- [EXERCISE INPUTS]:
· · · · · · ·

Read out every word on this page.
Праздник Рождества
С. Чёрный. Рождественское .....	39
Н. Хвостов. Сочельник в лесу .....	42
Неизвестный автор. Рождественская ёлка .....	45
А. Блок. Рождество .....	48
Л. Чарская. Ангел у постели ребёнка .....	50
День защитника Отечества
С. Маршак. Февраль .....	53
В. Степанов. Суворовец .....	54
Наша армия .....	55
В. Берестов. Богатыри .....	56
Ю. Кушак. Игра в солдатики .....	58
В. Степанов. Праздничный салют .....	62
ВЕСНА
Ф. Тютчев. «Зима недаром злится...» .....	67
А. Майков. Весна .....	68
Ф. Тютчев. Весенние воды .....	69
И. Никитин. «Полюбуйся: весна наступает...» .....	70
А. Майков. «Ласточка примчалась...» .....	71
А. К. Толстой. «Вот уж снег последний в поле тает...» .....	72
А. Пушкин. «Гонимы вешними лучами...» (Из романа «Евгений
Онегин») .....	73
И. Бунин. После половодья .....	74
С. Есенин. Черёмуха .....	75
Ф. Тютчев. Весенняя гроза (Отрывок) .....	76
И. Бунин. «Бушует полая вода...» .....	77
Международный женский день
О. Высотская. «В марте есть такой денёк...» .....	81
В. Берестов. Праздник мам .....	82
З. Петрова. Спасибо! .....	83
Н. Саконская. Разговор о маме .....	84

· · · · · · ·

- [GOAL]:
Copy all of the data. Keep every word exactly as it is.

- [THE COMPLETED TASK]:
Read out every word on this page.
Праздник Рождества
С. Чёрный. Рождественское .....	39
Н. Хвостов. Сочельник в лесу .....	42
Неизвестный автор. Рождественская ёлка .....	45
А. Блок. Рождество .....	48
Л. Чарская. Ангел у постели ребёнка .....	50
День защитника Отечества
С. Маршак. Февраль .....	53
В. Степанов. Суворовец .....	54
Наша армия .....	55
В. Берестов. Богатыри .....	56
Ю. Кушак. Игра в солдатики .....	58
В. Степанов. Праздничный салют .....	62
ВЕСНА
Ф. Тютчев. «Зима недаром злится...» .....	67
А. Майков. Весна .....	68
Ф. Тютчев. Весенние воды .....	69
И. Никитин. «Полюбуйся: весна наступает...» .....	70
А. Майков. «Ласточка примчалась...» .....	71
А. К. Толстой. «Вот уж снег последний в поле тает...» .....	72
А. Пушкин. «Гонимы вешними лучами...» (Из романа «Евгений
Онегин») .....	73
И. Бунин. После половодья .....	74
С. Есенин. Черёмуха .....	75
Ф. Тютчев. Весенняя гроза (Отрывок) .....	76
И. Бунин. «Бушует полая вода...» .....	77
Международный женский день
О. Высотская. «В марте есть такой денёк...» .....	81
В. Берестов. Праздник мам .....	82
З. Петрова. Спасибо! .....	83
Н. Саконская. Разговор о маме .....	84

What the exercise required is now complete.